● **TASK BRIEF**: Count every line that includes the string "circle" in the entries that follow. Nothing besides the number is needed.

● **SUPPLIED DATA**:
□ □ □ □ □ □ □

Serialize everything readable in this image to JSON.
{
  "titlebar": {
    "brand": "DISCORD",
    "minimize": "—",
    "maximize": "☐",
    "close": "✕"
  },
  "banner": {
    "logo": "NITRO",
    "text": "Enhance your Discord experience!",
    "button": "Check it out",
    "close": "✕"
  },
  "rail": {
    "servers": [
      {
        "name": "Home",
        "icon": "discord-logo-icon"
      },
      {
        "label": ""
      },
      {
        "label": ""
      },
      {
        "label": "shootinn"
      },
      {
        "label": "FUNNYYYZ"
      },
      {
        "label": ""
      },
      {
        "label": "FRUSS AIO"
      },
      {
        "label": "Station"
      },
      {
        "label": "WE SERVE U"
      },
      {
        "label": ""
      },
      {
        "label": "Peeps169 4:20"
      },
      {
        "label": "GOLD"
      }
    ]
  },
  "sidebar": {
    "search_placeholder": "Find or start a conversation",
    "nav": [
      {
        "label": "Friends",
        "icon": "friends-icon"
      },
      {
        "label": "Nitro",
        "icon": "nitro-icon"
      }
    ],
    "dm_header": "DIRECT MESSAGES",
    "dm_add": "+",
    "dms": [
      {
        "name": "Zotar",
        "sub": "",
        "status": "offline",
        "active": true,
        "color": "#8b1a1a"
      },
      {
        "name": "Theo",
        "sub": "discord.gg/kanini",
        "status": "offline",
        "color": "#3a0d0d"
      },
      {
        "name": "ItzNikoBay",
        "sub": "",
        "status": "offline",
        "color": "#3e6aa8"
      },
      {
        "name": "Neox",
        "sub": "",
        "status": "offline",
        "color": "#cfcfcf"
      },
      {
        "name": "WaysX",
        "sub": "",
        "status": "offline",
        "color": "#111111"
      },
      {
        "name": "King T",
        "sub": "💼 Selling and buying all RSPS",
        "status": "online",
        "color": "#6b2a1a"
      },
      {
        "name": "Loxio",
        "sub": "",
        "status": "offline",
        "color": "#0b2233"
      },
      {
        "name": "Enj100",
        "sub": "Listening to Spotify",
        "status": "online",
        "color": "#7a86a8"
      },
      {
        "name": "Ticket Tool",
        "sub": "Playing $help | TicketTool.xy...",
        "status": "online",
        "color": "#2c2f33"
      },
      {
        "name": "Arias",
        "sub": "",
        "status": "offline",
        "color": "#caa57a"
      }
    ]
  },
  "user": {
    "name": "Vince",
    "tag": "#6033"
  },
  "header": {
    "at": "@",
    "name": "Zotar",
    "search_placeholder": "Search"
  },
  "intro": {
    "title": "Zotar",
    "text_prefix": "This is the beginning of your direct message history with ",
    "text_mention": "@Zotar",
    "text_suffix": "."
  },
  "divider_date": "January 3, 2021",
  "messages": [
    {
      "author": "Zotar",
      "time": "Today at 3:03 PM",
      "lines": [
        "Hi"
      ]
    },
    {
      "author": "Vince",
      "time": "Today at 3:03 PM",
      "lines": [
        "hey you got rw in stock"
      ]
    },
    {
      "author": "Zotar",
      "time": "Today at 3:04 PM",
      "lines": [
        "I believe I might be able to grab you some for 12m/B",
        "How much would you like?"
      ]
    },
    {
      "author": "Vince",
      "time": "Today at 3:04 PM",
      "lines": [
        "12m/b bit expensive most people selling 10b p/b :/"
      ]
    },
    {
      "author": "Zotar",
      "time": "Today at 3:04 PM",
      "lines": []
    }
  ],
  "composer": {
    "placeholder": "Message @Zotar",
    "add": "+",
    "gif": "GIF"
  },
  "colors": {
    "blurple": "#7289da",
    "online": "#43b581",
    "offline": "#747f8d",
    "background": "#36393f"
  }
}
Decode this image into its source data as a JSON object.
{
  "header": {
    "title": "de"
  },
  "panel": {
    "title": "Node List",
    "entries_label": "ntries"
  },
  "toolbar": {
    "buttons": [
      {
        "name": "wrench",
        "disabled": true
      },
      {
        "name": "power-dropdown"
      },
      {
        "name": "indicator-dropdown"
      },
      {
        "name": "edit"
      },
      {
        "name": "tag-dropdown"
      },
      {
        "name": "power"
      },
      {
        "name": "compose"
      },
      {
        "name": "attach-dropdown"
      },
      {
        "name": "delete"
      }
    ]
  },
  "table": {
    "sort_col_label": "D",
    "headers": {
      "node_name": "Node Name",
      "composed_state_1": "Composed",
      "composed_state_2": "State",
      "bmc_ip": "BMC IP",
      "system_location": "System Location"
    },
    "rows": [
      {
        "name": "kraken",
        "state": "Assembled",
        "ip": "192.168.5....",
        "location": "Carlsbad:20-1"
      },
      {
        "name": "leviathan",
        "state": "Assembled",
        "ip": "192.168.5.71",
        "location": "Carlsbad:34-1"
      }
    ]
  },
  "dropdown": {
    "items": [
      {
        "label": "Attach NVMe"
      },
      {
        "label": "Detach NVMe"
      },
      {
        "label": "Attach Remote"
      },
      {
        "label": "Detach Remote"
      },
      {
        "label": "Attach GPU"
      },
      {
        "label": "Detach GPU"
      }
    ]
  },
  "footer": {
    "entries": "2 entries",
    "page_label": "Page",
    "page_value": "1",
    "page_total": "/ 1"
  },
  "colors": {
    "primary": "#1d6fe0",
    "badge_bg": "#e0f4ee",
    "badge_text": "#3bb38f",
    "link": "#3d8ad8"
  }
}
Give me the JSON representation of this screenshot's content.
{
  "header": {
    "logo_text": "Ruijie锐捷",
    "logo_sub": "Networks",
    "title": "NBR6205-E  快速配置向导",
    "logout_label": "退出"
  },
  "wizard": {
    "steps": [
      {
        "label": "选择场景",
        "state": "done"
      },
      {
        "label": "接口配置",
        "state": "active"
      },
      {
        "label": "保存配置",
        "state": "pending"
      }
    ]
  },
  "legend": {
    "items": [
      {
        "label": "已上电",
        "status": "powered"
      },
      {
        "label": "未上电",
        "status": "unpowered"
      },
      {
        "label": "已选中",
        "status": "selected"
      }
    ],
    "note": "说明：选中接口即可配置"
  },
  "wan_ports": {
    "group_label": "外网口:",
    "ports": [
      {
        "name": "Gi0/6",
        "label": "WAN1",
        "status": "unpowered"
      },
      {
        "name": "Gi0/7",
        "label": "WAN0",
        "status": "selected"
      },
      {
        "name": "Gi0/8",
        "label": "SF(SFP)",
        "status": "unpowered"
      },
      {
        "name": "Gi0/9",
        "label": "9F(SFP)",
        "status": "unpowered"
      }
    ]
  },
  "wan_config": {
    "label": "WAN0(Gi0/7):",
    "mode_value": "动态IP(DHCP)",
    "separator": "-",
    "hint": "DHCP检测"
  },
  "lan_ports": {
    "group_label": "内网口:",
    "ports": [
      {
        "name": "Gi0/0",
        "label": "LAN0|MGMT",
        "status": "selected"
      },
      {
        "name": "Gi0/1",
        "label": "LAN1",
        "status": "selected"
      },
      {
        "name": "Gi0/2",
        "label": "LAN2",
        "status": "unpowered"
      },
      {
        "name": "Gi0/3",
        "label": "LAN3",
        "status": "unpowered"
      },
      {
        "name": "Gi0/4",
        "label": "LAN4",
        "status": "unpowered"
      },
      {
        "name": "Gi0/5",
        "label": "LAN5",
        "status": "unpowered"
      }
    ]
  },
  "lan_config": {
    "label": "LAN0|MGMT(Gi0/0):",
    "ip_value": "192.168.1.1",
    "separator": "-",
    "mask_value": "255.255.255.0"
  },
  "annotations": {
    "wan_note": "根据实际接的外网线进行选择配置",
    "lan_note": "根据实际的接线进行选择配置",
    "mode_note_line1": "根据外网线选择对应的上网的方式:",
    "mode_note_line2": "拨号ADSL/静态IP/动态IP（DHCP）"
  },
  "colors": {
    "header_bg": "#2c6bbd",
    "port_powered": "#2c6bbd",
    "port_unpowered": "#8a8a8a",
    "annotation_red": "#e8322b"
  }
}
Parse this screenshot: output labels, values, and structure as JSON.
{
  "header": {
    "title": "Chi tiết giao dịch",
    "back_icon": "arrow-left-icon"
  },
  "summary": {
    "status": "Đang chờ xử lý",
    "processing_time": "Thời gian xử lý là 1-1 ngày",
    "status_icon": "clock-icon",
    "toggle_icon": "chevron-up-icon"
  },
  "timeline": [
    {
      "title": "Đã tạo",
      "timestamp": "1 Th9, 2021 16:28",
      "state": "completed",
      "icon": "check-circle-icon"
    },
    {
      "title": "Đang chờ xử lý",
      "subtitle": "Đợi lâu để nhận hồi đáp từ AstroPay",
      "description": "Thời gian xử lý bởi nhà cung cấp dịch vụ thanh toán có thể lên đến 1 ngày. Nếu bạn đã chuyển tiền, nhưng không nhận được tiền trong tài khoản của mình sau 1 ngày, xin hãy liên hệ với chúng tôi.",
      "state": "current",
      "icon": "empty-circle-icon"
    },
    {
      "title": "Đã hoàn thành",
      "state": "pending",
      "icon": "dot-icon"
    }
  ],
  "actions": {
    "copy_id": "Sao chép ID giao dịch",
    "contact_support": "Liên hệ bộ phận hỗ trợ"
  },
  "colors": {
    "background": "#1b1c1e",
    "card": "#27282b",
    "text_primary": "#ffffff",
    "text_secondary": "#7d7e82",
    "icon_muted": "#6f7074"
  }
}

□ □ □ □ □ □ □

● **FINISHED EXERCISE**: 2